Copy out the records below, replacing every "Send to chat" with "Share in chat" and leaving everything else as it is.

-*-

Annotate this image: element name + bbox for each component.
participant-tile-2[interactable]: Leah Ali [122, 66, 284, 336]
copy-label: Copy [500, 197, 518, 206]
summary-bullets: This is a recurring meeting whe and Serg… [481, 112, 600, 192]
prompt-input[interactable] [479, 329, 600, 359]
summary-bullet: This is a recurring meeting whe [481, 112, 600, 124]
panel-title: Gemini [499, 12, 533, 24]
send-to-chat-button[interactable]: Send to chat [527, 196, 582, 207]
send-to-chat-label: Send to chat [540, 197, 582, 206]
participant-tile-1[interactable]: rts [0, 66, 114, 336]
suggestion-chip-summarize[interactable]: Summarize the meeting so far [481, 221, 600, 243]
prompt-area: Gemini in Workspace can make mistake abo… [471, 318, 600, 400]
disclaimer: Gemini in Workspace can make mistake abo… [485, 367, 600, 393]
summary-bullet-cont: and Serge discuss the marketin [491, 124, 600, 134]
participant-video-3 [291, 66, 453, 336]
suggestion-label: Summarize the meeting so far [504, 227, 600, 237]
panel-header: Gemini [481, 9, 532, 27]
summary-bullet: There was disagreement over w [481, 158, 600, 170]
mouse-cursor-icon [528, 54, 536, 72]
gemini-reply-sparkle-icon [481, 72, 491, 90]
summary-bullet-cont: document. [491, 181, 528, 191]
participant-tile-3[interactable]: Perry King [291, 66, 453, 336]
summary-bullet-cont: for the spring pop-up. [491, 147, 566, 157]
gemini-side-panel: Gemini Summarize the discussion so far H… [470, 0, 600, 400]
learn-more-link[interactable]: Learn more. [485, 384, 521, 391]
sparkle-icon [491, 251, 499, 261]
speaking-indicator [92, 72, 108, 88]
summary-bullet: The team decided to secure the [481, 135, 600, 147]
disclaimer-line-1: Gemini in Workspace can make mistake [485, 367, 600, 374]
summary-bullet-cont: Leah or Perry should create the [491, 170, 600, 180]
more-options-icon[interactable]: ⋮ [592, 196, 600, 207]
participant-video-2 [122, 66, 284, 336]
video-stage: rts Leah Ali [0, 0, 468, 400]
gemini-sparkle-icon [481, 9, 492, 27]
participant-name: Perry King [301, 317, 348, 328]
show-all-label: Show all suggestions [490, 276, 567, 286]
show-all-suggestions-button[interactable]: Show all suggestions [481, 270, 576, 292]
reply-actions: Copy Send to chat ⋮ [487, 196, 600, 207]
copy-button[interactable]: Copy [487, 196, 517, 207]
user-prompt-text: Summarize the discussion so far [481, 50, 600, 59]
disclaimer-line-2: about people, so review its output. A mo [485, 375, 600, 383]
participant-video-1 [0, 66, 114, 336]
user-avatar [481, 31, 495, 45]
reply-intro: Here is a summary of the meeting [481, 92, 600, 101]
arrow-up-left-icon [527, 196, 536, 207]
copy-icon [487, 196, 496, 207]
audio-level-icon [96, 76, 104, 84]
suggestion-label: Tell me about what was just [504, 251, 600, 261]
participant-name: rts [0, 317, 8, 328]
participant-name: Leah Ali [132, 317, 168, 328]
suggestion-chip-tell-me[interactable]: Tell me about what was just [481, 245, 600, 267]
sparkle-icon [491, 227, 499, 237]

-*-

- Answer for the task:
Annotate this image: element name + bbox for each component.
participant-tile-2[interactable]: Leah Ali [122, 66, 284, 336]
copy-label: Copy [500, 197, 518, 206]
summary-bullets: This is a recurring meeting whe and Serg… [481, 112, 600, 192]
prompt-input[interactable] [479, 329, 600, 359]
summary-bullet: This is a recurring meeting whe [481, 112, 600, 124]
panel-title: Gemini [499, 12, 533, 24]
send-to-chat-button[interactable]: Share in chat [527, 196, 582, 207]
send-to-chat-label: Share in chat [540, 197, 582, 206]
participant-tile-1[interactable]: rts [0, 66, 114, 336]
suggestion-chip-summarize[interactable]: Summarize the meeting so far [481, 221, 600, 243]
prompt-area: Gemini in Workspace can make mistake abo… [471, 318, 600, 400]
disclaimer: Gemini in Workspace can make mistake abo… [485, 367, 600, 393]
summary-bullet-cont: and Serge discuss the marketin [491, 124, 600, 134]
participant-video-3 [291, 66, 453, 336]
suggestion-label: Summarize the meeting so far [504, 227, 600, 237]
panel-header: Gemini [481, 9, 532, 27]
summary-bullet: There was disagreement over w [481, 158, 600, 170]
mouse-cursor-icon [528, 54, 536, 72]
gemini-reply-sparkle-icon [481, 72, 491, 90]
summary-bullet-cont: document. [491, 181, 528, 191]
participant-tile-3[interactable]: Perry King [291, 66, 453, 336]
summary-bullet-cont: for the spring pop-up. [491, 147, 566, 157]
gemini-side-panel: Gemini Summarize the discussion so far H… [470, 0, 600, 400]
learn-more-link[interactable]: Learn more. [485, 384, 521, 391]
sparkle-icon [491, 251, 499, 261]
speaking-indicator [92, 72, 108, 88]
summary-bullet: The team decided to secure the [481, 135, 600, 147]
disclaimer-line-1: Gemini in Workspace can make mistake [485, 367, 600, 374]
summary-bullet-cont: Leah or Perry should create the [491, 170, 600, 180]
more-options-icon[interactable]: ⋮ [592, 196, 600, 207]
participant-video-2 [122, 66, 284, 336]
video-stage: rts Leah Ali [0, 0, 468, 400]
gemini-sparkle-icon [481, 9, 492, 27]
participant-name: Perry King [301, 317, 348, 328]
show-all-label: Show all suggestions [490, 276, 567, 286]
show-all-suggestions-button[interactable]: Show all suggestions [481, 270, 576, 292]
reply-actions: Copy Share in chat ⋮ [487, 196, 600, 207]
copy-button[interactable]: Copy [487, 196, 517, 207]
user-prompt-text: Summarize the discussion so far [481, 50, 600, 59]
disclaimer-line-2: about people, so review its output. A mo [485, 375, 600, 383]
participant-video-1 [0, 66, 114, 336]
user-avatar [481, 31, 495, 45]
reply-intro: Here is a summary of the meeting [481, 92, 600, 101]
arrow-up-left-icon [527, 196, 536, 207]
copy-icon [487, 196, 496, 207]
audio-level-icon [96, 76, 104, 84]
suggestion-label: Tell me about what was just [504, 251, 600, 261]
participant-name: rts [0, 317, 8, 328]
participant-name: Leah Ali [132, 317, 168, 328]
suggestion-chip-tell-me[interactable]: Tell me about what was just [481, 245, 600, 267]
sparkle-icon [491, 227, 499, 237]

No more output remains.